### Record list
--- BEGIN ---

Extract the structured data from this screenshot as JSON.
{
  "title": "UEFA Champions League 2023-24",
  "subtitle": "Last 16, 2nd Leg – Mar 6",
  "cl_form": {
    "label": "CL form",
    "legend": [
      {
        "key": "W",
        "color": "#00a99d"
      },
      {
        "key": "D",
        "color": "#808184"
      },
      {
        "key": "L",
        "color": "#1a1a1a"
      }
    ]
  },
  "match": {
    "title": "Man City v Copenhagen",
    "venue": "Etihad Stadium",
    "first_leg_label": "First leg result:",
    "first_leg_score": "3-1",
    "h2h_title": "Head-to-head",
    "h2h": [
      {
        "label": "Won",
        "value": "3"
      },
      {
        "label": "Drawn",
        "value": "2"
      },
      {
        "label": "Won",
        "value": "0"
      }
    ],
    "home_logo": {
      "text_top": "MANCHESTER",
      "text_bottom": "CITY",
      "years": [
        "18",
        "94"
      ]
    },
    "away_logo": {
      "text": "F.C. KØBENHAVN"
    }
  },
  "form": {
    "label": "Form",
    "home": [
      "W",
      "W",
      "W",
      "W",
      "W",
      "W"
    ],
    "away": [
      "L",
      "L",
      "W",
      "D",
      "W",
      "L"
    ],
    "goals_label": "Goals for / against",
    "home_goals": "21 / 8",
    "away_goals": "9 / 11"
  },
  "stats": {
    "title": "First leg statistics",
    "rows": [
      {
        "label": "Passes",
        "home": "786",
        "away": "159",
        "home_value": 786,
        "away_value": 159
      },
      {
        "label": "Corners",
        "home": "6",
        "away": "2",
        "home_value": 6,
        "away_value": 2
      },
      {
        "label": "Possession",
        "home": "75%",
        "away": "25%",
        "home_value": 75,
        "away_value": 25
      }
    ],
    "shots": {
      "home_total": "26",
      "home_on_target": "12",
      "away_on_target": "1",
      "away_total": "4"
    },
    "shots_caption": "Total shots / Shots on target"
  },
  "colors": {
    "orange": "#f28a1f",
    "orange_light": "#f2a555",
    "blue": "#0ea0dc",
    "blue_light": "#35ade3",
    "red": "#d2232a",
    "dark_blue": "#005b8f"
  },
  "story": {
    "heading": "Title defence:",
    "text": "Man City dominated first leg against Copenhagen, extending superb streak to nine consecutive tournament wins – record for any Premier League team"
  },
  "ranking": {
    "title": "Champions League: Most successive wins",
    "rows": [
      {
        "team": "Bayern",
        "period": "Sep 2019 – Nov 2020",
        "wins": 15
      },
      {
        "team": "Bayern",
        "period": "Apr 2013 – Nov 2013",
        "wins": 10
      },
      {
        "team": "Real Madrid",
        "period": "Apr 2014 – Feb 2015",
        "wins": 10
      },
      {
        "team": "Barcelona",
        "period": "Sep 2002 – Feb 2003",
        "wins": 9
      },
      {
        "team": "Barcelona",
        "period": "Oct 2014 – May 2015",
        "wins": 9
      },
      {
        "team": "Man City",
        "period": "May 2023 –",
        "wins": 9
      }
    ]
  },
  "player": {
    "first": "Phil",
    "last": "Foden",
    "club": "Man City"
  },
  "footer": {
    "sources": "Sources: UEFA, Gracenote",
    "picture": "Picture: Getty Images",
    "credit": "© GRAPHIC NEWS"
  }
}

--- END ---
--- BEGIN ---

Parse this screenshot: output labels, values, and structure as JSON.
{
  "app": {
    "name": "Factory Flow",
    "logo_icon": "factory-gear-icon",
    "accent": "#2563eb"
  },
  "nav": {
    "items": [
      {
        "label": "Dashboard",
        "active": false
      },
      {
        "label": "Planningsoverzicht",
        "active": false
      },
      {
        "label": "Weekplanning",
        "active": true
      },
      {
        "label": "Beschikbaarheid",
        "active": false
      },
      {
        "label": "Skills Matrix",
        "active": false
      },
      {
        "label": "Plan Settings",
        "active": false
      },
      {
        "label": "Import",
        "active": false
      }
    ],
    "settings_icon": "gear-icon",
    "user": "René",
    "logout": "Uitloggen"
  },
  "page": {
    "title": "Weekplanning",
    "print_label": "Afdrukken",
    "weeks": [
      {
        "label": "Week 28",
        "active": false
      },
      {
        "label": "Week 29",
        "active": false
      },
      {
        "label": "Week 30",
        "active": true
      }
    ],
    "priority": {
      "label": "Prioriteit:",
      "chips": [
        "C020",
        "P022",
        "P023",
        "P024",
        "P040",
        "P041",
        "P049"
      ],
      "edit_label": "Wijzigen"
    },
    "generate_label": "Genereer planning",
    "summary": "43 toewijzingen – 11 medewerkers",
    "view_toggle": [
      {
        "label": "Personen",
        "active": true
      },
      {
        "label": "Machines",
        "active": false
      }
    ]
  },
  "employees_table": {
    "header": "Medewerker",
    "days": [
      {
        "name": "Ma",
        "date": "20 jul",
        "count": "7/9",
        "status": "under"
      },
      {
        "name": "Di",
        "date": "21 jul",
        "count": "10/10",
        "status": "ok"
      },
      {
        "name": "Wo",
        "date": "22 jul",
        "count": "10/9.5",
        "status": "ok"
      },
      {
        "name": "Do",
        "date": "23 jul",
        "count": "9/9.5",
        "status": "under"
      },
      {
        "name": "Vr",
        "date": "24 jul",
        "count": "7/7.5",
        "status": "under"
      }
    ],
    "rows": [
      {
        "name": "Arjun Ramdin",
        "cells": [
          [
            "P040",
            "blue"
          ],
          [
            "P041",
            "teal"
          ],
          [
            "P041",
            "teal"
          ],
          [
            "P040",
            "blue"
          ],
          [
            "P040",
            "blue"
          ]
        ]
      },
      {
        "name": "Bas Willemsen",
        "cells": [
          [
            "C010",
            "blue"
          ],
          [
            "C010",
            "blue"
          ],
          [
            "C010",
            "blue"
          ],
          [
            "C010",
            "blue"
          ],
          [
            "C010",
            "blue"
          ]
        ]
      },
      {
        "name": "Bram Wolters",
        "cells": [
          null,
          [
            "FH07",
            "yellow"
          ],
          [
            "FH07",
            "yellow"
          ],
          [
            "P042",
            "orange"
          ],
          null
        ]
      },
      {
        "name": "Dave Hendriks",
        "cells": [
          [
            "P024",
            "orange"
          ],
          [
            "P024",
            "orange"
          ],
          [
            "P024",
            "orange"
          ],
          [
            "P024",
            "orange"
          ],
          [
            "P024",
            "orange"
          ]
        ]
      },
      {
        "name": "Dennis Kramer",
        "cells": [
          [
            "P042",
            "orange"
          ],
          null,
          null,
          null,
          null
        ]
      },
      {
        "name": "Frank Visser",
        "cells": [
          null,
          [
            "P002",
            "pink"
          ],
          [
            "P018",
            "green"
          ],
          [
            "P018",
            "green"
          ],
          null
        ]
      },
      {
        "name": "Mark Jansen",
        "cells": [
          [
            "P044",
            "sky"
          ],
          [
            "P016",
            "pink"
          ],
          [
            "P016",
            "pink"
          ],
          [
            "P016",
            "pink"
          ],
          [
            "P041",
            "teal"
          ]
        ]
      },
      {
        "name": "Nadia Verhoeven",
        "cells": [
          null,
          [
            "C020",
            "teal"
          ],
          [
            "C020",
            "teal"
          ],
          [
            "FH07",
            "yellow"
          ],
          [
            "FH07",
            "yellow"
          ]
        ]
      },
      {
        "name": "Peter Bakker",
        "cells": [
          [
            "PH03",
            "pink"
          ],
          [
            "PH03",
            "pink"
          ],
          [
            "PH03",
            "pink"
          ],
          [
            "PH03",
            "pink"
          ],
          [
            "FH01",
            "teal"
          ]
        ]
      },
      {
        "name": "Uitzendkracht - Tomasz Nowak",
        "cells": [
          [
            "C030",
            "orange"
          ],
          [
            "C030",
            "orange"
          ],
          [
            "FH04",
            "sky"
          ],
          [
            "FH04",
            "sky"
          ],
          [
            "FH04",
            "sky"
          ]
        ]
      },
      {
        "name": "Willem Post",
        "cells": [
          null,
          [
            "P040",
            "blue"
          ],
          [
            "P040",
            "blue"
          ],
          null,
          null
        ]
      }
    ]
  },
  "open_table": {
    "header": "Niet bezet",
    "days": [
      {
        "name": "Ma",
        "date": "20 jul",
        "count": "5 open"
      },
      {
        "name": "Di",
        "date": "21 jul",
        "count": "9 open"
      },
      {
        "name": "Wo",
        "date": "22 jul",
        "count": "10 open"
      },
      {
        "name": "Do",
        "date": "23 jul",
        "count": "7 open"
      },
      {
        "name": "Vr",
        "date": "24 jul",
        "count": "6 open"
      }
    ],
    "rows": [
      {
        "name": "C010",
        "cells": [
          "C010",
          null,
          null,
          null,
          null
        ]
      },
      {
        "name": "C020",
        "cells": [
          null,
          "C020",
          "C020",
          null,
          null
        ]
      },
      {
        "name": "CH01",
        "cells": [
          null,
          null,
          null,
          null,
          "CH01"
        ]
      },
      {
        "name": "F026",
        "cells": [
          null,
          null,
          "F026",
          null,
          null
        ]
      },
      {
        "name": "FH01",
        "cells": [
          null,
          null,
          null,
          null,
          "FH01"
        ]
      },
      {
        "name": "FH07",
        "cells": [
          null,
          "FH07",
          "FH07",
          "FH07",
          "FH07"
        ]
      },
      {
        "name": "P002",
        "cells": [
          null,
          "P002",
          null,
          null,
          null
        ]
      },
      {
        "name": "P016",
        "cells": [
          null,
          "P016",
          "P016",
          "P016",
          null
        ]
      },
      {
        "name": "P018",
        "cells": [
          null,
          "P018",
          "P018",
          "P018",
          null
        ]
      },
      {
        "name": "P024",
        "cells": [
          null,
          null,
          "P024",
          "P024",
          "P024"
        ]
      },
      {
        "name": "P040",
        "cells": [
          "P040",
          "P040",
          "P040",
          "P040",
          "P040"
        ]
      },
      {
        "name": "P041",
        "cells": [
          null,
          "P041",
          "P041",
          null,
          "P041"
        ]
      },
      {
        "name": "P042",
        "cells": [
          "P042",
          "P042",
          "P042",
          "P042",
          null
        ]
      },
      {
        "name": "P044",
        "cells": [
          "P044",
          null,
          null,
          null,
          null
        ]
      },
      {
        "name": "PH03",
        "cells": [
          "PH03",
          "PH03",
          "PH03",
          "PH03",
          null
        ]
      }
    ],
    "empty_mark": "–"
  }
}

--- END ---

### Set exercise
Reply with the number of lines in the material above that contain "period", and nothing more.

### Task solution
6